(Exercise): For each line of the data below that holds "Interior", copy the line.

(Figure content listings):
** Start **

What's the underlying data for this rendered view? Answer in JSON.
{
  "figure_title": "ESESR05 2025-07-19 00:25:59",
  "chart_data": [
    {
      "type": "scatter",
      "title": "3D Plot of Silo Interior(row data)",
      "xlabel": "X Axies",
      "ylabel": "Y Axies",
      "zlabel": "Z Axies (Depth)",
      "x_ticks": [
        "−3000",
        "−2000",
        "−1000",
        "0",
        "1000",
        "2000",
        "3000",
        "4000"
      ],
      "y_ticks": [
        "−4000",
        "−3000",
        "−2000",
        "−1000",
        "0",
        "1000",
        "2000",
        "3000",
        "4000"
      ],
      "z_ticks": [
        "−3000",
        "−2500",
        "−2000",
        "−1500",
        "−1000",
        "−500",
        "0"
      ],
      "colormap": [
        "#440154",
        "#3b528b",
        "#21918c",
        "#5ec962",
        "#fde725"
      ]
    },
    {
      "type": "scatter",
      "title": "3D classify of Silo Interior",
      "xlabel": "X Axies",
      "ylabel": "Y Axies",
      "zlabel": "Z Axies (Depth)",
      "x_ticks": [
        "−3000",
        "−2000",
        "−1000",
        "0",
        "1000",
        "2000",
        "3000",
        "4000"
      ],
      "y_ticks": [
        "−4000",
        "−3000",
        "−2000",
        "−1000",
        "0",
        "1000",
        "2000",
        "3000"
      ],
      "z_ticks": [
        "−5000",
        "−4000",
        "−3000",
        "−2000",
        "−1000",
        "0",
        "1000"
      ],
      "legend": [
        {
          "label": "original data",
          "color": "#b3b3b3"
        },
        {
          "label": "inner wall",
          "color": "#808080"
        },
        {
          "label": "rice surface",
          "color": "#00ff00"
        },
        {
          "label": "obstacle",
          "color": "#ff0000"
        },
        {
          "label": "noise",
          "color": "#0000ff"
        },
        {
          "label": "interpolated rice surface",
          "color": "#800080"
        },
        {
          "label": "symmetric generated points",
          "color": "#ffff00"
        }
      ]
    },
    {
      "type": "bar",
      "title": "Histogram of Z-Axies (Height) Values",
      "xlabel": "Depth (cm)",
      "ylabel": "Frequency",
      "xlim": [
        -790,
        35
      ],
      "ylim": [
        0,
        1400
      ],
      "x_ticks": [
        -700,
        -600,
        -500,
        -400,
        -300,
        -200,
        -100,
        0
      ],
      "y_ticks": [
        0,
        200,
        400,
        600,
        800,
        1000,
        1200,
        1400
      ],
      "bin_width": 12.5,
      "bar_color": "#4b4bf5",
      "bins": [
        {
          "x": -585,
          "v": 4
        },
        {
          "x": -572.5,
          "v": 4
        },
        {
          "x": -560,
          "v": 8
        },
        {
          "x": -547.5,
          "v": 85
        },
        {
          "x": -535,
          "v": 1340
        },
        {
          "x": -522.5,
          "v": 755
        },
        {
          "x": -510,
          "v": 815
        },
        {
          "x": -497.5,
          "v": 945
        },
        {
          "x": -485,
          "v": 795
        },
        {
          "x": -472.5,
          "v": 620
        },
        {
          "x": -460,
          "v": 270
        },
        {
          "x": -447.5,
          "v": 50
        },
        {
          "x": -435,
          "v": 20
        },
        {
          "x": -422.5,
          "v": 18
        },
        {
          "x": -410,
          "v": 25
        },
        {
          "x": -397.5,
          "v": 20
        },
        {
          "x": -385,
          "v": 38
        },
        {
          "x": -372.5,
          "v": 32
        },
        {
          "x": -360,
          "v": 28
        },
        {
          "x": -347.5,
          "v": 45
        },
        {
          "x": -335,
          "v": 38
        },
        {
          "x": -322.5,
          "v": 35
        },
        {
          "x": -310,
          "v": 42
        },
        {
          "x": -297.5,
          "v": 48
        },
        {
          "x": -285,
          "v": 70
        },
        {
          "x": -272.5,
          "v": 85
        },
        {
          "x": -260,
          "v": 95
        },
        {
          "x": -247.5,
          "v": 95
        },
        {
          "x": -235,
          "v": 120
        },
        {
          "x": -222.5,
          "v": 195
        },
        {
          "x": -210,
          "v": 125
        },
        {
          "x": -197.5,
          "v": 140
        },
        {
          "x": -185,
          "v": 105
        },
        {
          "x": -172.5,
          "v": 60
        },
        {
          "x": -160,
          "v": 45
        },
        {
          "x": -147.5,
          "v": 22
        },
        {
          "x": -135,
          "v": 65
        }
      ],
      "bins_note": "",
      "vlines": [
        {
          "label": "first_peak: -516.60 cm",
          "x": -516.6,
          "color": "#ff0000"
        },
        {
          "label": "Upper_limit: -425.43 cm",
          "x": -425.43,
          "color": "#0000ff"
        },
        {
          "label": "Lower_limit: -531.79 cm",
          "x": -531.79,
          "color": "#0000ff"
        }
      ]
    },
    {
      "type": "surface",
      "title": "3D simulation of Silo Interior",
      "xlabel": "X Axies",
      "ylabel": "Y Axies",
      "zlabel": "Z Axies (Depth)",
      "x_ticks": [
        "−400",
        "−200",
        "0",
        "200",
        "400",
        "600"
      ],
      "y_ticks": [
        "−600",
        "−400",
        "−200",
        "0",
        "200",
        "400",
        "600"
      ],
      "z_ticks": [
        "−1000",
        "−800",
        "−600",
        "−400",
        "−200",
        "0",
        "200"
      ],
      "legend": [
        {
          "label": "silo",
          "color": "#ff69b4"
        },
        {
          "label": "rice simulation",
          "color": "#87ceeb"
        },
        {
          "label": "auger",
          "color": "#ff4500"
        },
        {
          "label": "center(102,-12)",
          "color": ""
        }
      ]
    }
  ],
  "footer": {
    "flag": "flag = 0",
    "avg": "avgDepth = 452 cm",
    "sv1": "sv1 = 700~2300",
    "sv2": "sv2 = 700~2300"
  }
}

** End **

(Result of this exercise):
      "title": "3D Plot of Silo Interior(row data)",
      "title": "3D classify of Silo Interior",
      "title": "3D simulation of Silo Interior",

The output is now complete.